_RECORDS SUPPLIED_:
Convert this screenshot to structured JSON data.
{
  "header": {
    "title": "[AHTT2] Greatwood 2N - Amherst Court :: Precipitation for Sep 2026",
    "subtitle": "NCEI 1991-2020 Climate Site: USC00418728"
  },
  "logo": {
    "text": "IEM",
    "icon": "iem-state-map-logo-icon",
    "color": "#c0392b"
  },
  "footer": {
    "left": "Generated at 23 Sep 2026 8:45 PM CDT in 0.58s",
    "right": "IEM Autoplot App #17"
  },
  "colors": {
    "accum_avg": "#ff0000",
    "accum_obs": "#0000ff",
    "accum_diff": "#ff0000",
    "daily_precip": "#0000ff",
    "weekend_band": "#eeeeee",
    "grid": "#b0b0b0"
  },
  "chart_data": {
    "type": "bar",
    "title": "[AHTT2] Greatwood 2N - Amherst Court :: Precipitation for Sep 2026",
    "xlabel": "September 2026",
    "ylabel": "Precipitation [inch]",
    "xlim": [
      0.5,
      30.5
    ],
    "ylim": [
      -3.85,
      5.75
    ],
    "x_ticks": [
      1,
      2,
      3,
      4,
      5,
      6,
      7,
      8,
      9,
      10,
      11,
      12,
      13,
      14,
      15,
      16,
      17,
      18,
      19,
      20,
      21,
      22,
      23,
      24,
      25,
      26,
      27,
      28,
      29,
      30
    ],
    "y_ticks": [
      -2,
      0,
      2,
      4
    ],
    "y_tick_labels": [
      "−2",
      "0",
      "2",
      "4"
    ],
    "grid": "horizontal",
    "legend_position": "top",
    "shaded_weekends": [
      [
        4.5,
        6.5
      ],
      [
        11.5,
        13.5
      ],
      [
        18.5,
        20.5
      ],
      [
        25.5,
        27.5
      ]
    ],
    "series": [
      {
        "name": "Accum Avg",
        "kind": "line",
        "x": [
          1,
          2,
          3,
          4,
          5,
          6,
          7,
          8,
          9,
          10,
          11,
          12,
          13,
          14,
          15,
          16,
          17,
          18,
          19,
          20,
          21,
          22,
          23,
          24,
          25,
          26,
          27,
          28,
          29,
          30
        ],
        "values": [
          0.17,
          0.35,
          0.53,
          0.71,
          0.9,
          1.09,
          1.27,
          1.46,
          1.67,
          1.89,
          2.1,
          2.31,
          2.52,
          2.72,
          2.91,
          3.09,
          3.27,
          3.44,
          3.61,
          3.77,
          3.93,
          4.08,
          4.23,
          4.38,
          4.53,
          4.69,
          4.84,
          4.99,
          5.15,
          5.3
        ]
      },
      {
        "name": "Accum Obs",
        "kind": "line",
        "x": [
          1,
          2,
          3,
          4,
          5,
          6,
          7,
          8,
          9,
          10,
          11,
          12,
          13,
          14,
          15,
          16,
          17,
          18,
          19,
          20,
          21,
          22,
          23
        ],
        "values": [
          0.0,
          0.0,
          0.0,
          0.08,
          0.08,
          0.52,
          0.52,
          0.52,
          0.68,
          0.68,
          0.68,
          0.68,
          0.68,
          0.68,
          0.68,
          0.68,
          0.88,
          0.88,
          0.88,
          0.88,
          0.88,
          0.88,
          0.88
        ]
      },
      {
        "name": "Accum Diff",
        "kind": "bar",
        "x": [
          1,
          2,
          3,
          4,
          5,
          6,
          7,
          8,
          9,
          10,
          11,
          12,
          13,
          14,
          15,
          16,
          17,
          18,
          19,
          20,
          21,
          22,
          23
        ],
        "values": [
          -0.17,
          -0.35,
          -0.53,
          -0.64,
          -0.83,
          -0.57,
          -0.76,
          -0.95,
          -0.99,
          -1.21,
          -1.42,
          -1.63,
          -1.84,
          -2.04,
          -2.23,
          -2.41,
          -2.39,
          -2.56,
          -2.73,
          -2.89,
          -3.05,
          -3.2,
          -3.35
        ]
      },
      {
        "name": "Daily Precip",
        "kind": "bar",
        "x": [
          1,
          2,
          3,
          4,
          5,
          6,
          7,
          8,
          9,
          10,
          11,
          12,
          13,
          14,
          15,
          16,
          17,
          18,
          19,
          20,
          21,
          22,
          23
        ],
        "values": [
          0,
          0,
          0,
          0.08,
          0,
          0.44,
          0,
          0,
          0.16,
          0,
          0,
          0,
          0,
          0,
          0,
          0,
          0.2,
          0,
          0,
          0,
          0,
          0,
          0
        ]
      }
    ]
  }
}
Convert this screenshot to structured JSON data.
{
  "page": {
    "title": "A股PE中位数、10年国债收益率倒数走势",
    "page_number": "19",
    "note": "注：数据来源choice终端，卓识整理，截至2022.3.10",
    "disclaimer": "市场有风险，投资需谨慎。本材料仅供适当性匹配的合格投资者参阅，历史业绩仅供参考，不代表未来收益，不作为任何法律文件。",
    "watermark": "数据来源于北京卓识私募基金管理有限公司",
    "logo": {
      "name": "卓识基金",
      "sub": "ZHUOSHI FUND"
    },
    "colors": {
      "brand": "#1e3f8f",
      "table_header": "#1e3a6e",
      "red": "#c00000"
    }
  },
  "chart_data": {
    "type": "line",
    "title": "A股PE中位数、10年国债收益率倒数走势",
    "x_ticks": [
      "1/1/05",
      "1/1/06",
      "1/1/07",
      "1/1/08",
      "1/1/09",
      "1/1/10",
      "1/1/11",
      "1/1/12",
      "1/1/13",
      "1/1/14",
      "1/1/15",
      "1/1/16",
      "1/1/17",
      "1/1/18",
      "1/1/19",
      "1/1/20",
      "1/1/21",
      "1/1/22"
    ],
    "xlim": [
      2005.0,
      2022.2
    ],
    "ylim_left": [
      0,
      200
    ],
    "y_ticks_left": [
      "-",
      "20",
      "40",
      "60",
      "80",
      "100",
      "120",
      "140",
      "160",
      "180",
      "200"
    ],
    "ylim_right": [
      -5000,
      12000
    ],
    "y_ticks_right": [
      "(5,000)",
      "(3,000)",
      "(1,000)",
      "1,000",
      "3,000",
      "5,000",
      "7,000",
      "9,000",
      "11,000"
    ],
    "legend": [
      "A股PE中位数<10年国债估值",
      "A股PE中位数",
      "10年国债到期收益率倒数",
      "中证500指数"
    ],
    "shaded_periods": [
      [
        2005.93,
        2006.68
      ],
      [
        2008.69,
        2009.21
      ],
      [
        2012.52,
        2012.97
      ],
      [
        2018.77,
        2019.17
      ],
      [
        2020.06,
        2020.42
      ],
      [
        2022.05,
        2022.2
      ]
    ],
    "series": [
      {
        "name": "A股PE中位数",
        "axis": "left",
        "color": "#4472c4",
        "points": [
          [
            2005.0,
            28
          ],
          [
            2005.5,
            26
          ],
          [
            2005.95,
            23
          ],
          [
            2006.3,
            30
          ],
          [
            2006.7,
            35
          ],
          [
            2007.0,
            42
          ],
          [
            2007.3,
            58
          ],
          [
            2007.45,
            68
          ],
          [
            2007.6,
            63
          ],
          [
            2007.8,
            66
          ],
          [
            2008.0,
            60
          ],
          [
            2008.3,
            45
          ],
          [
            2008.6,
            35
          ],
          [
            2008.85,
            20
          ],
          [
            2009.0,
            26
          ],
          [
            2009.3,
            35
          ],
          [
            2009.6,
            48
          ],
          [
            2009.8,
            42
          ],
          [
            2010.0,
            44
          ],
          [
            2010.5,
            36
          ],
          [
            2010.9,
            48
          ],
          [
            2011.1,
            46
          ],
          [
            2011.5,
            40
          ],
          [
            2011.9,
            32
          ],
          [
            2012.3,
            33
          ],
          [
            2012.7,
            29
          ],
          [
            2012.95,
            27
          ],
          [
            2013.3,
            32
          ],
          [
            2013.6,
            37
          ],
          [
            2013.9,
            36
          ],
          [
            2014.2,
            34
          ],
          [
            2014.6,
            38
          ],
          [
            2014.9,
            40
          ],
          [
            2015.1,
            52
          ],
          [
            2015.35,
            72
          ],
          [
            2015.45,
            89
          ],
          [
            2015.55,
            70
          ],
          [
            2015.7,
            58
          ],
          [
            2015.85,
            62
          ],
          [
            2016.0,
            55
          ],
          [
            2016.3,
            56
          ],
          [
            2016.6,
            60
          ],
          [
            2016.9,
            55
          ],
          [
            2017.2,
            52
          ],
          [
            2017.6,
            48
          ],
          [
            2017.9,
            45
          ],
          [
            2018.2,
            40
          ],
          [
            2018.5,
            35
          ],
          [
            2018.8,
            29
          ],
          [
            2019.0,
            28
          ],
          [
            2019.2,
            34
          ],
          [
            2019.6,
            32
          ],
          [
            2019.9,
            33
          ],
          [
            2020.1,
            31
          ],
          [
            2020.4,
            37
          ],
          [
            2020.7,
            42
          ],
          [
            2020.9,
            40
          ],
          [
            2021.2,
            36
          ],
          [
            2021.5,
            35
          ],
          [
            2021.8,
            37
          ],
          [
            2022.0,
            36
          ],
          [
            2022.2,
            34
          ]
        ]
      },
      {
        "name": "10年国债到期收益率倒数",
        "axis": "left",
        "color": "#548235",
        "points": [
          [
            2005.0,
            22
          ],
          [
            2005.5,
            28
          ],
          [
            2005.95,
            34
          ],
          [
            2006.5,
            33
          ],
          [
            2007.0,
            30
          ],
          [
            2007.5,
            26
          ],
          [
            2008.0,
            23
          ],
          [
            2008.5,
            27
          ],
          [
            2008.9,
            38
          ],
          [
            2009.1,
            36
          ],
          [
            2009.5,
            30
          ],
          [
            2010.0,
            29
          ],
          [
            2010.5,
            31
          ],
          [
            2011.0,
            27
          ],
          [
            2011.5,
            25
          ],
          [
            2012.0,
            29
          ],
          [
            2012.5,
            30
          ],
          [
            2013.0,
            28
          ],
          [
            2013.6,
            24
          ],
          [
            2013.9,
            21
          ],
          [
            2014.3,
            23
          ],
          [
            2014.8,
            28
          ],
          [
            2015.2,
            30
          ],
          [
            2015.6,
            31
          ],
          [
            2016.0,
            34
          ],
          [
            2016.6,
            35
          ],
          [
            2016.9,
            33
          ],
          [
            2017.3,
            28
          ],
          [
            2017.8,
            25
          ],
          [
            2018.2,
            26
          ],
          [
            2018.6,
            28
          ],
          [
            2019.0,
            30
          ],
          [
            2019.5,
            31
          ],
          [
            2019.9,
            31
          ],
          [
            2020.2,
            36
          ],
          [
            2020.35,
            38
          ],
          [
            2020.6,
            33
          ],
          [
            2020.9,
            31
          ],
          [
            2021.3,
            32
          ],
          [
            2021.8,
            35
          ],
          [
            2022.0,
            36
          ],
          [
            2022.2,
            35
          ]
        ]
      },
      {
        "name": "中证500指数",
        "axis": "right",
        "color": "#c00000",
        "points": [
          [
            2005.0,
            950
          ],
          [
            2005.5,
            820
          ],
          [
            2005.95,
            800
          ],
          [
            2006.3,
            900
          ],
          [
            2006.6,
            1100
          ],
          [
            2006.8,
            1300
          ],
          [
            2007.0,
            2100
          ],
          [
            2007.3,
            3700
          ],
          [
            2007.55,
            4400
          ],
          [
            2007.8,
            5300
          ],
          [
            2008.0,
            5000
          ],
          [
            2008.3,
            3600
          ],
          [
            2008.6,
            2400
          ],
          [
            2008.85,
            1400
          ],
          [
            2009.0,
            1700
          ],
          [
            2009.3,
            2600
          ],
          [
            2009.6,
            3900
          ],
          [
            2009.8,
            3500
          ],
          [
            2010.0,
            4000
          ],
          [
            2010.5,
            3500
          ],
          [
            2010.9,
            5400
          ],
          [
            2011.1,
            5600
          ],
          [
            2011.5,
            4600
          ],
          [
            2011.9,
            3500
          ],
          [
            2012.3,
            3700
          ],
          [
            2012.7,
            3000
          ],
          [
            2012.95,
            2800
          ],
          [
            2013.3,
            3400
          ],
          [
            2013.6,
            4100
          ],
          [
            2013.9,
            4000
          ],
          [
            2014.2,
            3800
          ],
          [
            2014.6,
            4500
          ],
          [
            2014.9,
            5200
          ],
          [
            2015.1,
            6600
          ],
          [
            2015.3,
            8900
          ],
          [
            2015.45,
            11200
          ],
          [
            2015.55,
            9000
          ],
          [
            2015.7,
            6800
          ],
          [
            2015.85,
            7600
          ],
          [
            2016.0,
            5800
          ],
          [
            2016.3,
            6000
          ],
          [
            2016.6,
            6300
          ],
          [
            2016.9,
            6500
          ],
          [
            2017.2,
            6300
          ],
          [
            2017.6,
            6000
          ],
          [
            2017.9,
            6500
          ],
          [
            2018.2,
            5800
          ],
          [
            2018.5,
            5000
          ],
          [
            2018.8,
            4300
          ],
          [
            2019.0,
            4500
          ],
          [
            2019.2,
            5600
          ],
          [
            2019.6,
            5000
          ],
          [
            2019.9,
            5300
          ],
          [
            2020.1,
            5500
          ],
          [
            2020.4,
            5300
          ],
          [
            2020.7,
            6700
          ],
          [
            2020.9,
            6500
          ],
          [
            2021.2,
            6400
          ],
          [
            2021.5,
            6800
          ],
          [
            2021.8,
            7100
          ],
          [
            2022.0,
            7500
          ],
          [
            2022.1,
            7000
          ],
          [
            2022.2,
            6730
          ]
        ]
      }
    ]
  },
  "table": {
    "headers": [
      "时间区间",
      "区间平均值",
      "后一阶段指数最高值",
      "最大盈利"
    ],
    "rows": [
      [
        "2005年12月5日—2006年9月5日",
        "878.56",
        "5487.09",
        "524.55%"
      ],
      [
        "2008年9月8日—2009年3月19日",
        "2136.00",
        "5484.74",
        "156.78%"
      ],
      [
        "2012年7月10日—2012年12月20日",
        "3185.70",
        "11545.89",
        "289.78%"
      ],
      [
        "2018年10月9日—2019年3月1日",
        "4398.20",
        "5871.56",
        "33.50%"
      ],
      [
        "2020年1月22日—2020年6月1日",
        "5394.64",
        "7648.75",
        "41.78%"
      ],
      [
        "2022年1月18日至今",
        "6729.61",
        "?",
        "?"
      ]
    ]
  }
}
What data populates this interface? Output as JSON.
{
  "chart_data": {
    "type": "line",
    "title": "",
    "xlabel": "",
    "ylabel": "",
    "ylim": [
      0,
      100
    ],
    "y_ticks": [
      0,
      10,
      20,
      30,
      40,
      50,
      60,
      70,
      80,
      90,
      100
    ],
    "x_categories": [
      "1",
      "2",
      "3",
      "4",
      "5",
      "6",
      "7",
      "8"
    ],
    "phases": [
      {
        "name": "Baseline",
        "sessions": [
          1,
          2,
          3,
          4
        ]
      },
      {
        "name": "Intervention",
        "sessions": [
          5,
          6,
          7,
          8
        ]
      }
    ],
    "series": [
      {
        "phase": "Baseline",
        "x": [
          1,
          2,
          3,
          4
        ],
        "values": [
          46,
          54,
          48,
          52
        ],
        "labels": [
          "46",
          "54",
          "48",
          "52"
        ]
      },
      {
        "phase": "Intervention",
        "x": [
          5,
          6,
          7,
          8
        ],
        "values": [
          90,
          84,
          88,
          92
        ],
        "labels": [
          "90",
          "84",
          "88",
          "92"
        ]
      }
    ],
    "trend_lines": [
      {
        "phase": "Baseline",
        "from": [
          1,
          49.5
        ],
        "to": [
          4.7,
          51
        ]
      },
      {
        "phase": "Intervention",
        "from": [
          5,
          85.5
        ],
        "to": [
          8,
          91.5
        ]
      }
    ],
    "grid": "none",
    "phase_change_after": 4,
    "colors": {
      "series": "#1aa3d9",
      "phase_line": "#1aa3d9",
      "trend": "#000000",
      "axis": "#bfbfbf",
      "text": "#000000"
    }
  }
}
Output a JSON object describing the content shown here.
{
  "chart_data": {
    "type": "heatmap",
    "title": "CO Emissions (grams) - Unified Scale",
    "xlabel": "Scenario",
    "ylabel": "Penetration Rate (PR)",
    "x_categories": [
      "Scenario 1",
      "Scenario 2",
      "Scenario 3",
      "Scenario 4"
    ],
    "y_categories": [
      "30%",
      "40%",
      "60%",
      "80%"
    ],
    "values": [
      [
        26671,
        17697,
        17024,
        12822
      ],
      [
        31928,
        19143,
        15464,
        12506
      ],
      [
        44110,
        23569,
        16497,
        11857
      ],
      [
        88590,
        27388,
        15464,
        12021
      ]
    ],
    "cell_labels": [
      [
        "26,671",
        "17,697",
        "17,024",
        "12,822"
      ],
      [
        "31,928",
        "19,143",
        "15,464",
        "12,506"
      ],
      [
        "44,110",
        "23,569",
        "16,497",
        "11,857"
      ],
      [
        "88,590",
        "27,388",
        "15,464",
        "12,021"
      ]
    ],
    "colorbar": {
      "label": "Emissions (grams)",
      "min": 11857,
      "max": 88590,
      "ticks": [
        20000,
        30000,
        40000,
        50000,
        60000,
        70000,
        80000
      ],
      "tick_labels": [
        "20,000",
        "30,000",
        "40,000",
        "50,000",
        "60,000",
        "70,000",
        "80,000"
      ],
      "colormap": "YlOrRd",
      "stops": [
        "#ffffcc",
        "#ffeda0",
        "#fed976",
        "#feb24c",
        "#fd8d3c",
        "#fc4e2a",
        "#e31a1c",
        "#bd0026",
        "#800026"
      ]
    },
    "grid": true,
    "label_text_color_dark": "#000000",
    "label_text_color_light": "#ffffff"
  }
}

_EXERCISE BRIEF_: What are the lines from the one with "Output a JSON" through the last line of the records above? Quote them exactly and add nothing.

_WRITTEN ANSWER_:
Output a JSON object describing the content shown here.
{
  "chart_data": {
    "type": "heatmap",
    "title": "CO Emissions (grams) - Unified Scale",
    "xlabel": "Scenario",
    "ylabel": "Penetration Rate (PR)",
    "x_categories": [
      "Scenario 1",
      "Scenario 2",
      "Scenario 3",
      "Scenario 4"
    ],
    "y_categories": [
      "30%",
      "40%",
      "60%",
      "80%"
    ],
    "values": [
      [
        26671,
        17697,
        17024,
        12822
      ],
      [
        31928,
        19143,
        15464,
        12506
      ],
      [
        44110,
        23569,
        16497,
        11857
      ],
      [
        88590,
        27388,
        15464,
        12021
      ]
    ],
    "cell_labels": [
      [
        "26,671",
        "17,697",
        "17,024",
        "12,822"
      ],
      [
        "31,928",
        "19,143",
        "15,464",
        "12,506"
      ],
      [
        "44,110",
        "23,569",
        "16,497",
        "11,857"
      ],
      [
        "88,590",
        "27,388",
        "15,464",
        "12,021"
      ]
    ],
    "colorbar": {
      "label": "Emissions (grams)",
      "min": 11857,
      "max": 88590,
      "ticks": [
        20000,
        30000,
        40000,
        50000,
        60000,
        70000,
        80000
      ],
      "tick_labels": [
        "20,000",
        "30,000",
        "40,000",
        "50,000",
        "60,000",
        "70,000",
        "80,000"
      ],
      "colormap": "YlOrRd",
      "stops": [
        "#ffffcc",
        "#ffeda0",
        "#fed976",
        "#feb24c",
        "#fd8d3c",
        "#fc4e2a",
        "#e31a1c",
        "#bd0026",
        "#800026"
      ]
    },
    "grid": true,
    "label_text_color_dark": "#000000",
    "label_text_color_light": "#ffffff"
  }
}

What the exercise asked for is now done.